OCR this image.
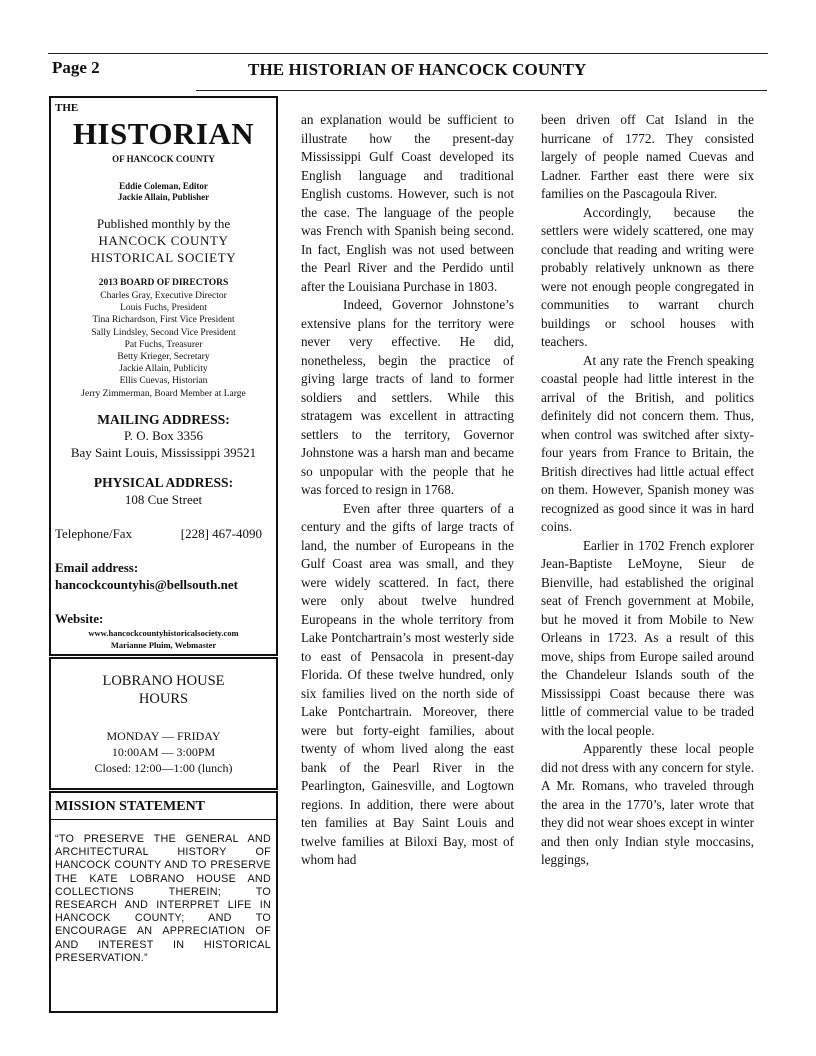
Page 2	THE HISTORIAN OF HANCOCK COUNTY
THE
HISTORIAN
OF HANCOCK COUNTY
Eddie Coleman, Editor
Jackie Allain, Publisher
Published monthly by the
HANCOCK COUNTY
HISTORICAL SOCIETY
2013 BOARD OF DIRECTORS
Charles Gray, Executive Director
Louis Fuchs, President
Tina Richardson, First Vice President
Sally Lindsley, Second Vice President
Pat Fuchs, Treasurer
Betty Krieger, Secretary
Jackie Allain, Publicity
Ellis Cuevas, Historian
Jerry Zimmerman, Board Member at Large
MAILING ADDRESS:
P. O. Box 3356
Bay Saint Louis, Mississippi 39521
PHYSICAL ADDRESS:
108 Cue Street
Telephone/Fax	[228] 467-4090
Email address:
hancockcountyhis@bellsouth.net
Website:
www.hancockcountyhistoricalsociety.com
Marianne Pluim, Webmaster
LOBRANO HOUSE
HOURS
MONDAY — FRIDAY
10:00AM — 3:00PM
Closed: 12:00—1:00 (lunch)
MISSION STATEMENT

“TO PRESERVE THE GENERAL AND ARCHITECTURAL HISTORY OF HANCOCK COUNTY AND TO PRESERVE THE KATE LOBRANO HOUSE AND COLLECTIONS THEREIN; TO RESEARCH AND INTERPRET LIFE IN HANCOCK COUNTY; AND TO ENCOURAGE AN APPRECIATION OF AND INTEREST IN HISTORICAL PRESERVATION.”

an explanation would be sufficient to illustrate how the present-day Mississippi Gulf Coast developed its English language and traditional English customs. However, such is not the case. The language of the people was French with Spanish being second. In fact, English was not used between the Pearl River and the Perdido until after the Louisiana Purchase in 1803.

Indeed, Governor Johnstone’s extensive plans for the territory were never very effective. He did, nonetheless, begin the practice of giving large tracts of land to former soldiers and settlers. While this stratagem was excellent in attracting settlers to the territory, Governor Johnstone was a harsh man and became so unpopular with the people that he was forced to resign in 1768.

Even after three quarters of a century and the gifts of large tracts of land, the number of Europeans in the Gulf Coast area was small, and they were widely scattered. In fact, there were only about twelve hundred Europeans in the whole territory from Lake Pontchartrain’s most westerly side to east of Pensacola in present-day Florida. Of these twelve hundred, only six families lived on the north side of Lake Pontchartrain. Moreover, there were but forty-eight families, about twenty of whom lived along the east bank of the Pearl River in the Pearlington, Gainesville, and Logtown regions. In addition, there were about ten families at Bay Saint Louis and twelve families at Biloxi Bay, most of whom had

been driven off Cat Island in the hurricane of 1772. They consisted largely of people named Cuevas and Ladner. Farther east there were six families on the Pascagoula River.

Accordingly, because the settlers were widely scattered, one may conclude that reading and writing were probably relatively unknown as there were not enough people congregated in communities to warrant church buildings or school houses with teachers.

At any rate the French speaking coastal people had little interest in the arrival of the British, and politics definitely did not concern them. Thus, when control was switched after sixty-four years from France to Britain, the British directives had little actual effect on them. However, Spanish money was recognized as good since it was in hard coins.

Earlier in 1702 French explorer Jean-Baptiste LeMoyne, Sieur de Bienville, had established the original seat of French government at Mobile, but he moved it from Mobile to New Orleans in 1723. As a result of this move, ships from Europe sailed around the Chandeleur Islands south of the Mississippi Coast because there was little of commercial value to be traded with the local people.

Apparently these local people did not dress with any concern for style. A Mr. Romans, who traveled through the area in the 1770’s, later wrote that they did not wear shoes except in winter and then only Indian style moccasins, leggings,
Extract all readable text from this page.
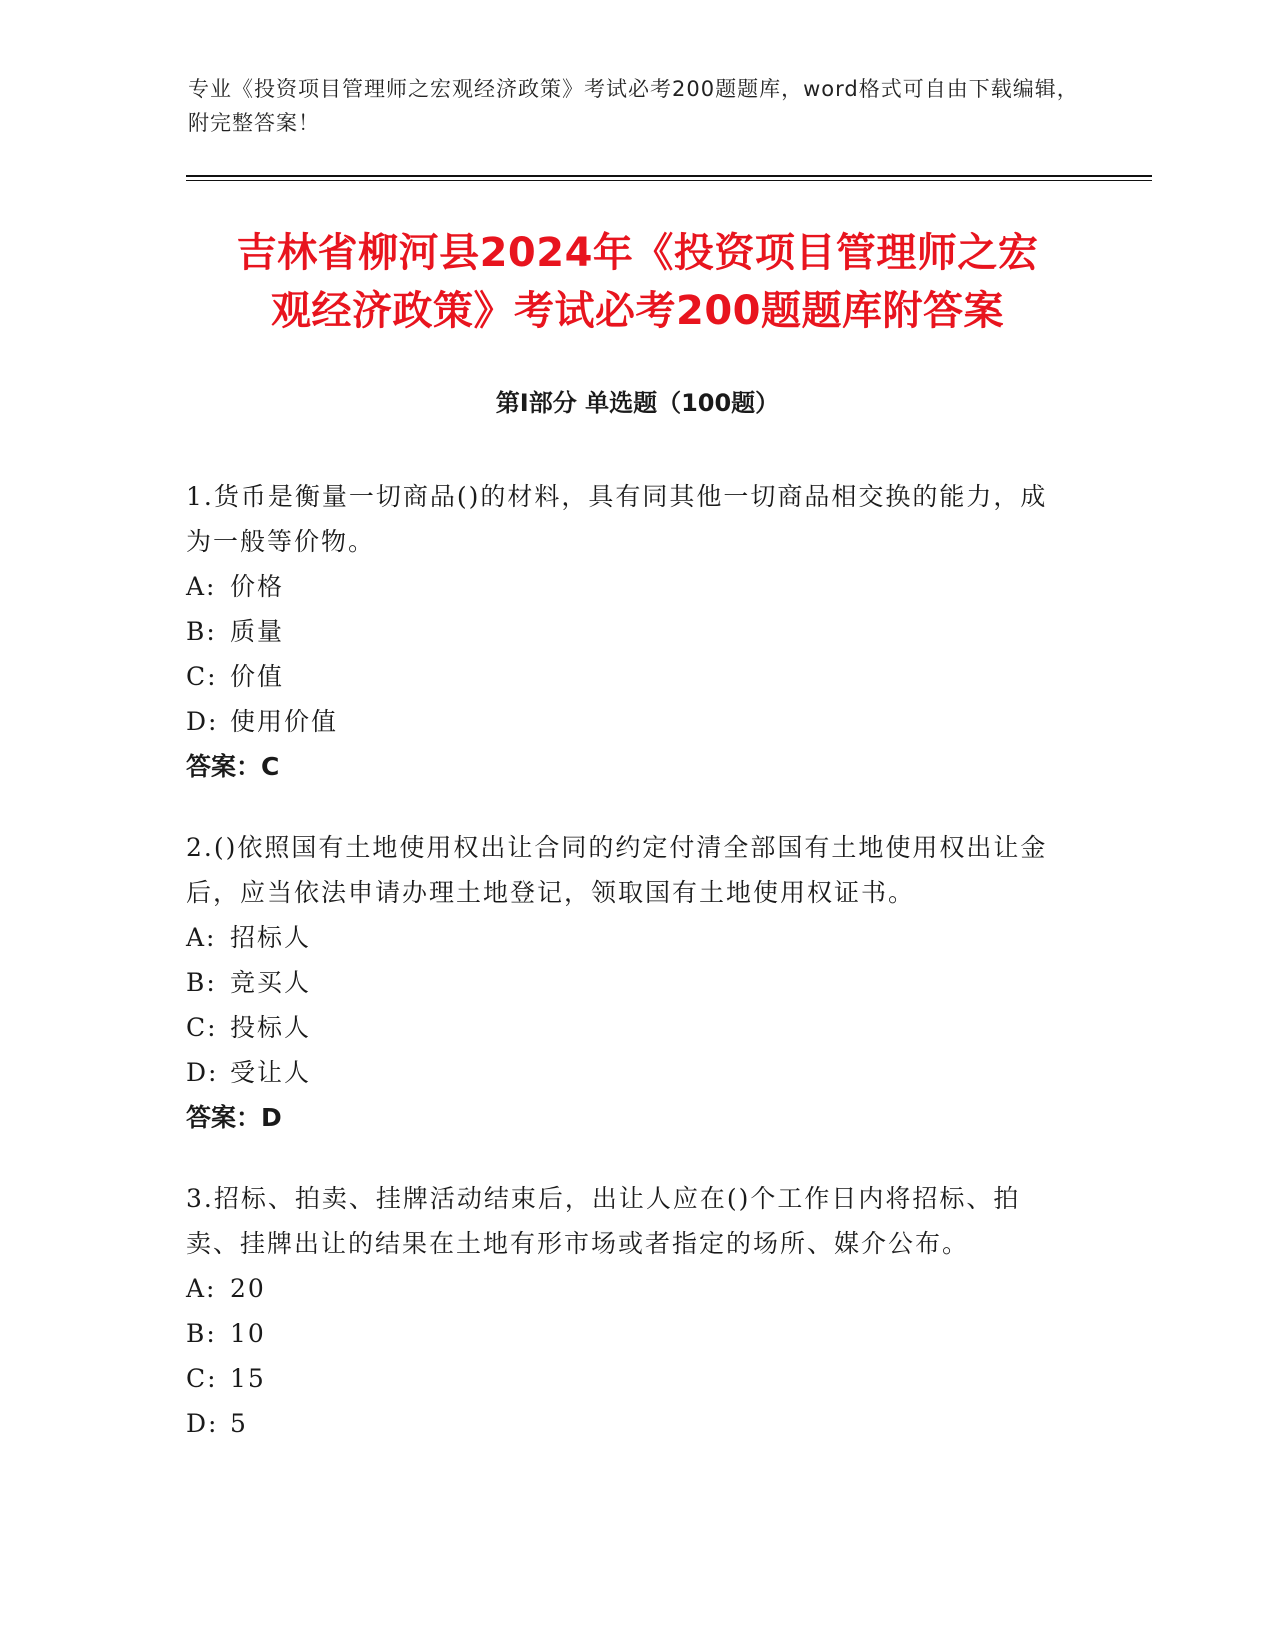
专业《投资项目管理师之宏观经济政策》考试必考200题题库，word格式可自由下载编辑，附完整答案！
吉林省柳河县2024年《投资项目管理师之宏
观经济政策》考试必考200题题库附答案
第Ⅰ部分 单选题（100题）
1.货币是衡量一切商品()的材料，具有同其他一切商品相交换的能力，成为一般等价物。
A: 价格
B: 质量
C: 价值
D: 使用价值
答案：C
2.()依照国有土地使用权出让合同的约定付清全部国有土地使用权出让金后，应当依法申请办理土地登记，领取国有土地使用权证书。
A: 招标人
B: 竞买人
C: 投标人
D: 受让人
答案：D
3.招标、拍卖、挂牌活动结束后，出让人应在()个工作日内将招标、拍卖、挂牌出让的结果在土地有形市场或者指定的场所、媒介公布。
A: 20
B: 10
C: 15
D: 5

◇ ◇ ◇

## [TASK TO CARRY OUT]
All lines of the data above that include the word "Allain" must be shown.

## [RESULT OF THE TASK]
Jackie Allain, Publisher
Jackie Allain, Publicity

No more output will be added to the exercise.